TASK INSTRUCTIONS:
Some lines in the records below may hold the word "físico"; give the number of those lines and nothing else.

DATA LISTING:
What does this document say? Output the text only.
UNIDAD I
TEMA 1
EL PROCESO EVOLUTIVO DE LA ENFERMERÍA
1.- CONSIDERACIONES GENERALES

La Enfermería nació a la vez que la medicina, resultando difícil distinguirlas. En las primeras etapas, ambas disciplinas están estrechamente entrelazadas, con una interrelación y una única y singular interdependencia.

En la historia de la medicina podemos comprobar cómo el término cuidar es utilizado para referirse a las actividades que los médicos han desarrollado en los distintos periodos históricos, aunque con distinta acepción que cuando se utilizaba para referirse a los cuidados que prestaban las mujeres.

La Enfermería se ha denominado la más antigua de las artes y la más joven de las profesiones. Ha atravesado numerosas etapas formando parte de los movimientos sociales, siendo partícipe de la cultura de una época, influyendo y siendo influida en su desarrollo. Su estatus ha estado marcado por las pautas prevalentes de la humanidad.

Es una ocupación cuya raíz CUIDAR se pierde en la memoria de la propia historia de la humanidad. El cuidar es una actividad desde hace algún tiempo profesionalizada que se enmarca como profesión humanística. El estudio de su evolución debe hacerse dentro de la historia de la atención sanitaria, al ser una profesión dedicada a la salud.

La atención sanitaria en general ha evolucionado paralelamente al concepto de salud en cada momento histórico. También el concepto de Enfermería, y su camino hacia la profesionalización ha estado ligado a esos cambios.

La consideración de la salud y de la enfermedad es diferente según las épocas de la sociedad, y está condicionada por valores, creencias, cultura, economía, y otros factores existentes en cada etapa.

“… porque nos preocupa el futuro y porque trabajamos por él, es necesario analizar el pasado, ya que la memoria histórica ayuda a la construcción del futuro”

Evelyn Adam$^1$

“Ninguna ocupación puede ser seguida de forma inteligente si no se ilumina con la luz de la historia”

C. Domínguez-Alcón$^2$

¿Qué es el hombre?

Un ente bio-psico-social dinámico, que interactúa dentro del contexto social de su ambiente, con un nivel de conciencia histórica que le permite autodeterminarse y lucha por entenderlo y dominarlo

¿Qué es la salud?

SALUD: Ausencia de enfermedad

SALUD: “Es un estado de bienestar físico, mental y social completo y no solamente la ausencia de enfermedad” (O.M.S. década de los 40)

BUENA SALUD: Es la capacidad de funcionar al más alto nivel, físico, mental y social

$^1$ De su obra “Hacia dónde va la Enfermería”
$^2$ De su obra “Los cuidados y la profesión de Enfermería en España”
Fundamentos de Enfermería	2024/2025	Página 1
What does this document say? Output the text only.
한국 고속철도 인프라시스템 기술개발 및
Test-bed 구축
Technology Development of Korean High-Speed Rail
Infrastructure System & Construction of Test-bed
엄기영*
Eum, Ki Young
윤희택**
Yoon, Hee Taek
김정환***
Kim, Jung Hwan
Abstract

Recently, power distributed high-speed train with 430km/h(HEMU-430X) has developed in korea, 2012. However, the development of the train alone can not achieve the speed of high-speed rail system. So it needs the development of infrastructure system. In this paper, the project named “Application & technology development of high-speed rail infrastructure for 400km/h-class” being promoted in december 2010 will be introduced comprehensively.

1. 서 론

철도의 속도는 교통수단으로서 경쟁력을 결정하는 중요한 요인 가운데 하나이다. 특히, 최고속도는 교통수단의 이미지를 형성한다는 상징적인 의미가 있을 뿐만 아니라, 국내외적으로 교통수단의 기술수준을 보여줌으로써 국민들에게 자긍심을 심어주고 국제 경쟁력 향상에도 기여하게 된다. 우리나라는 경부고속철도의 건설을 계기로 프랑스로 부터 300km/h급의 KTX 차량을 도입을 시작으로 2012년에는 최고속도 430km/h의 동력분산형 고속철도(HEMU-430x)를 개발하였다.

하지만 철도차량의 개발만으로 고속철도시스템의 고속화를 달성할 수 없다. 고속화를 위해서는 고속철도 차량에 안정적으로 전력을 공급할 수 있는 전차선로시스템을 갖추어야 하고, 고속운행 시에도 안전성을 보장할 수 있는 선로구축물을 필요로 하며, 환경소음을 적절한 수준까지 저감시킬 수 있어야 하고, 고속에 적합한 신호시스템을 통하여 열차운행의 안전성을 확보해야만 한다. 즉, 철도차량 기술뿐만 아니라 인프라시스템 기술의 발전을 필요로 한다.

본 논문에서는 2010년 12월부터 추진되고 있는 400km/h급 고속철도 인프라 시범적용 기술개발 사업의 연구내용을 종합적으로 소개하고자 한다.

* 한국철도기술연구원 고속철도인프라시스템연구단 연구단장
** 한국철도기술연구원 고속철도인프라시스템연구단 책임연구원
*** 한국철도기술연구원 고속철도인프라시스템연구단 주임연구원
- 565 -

RESPONSE TO THE EXERCISE:
2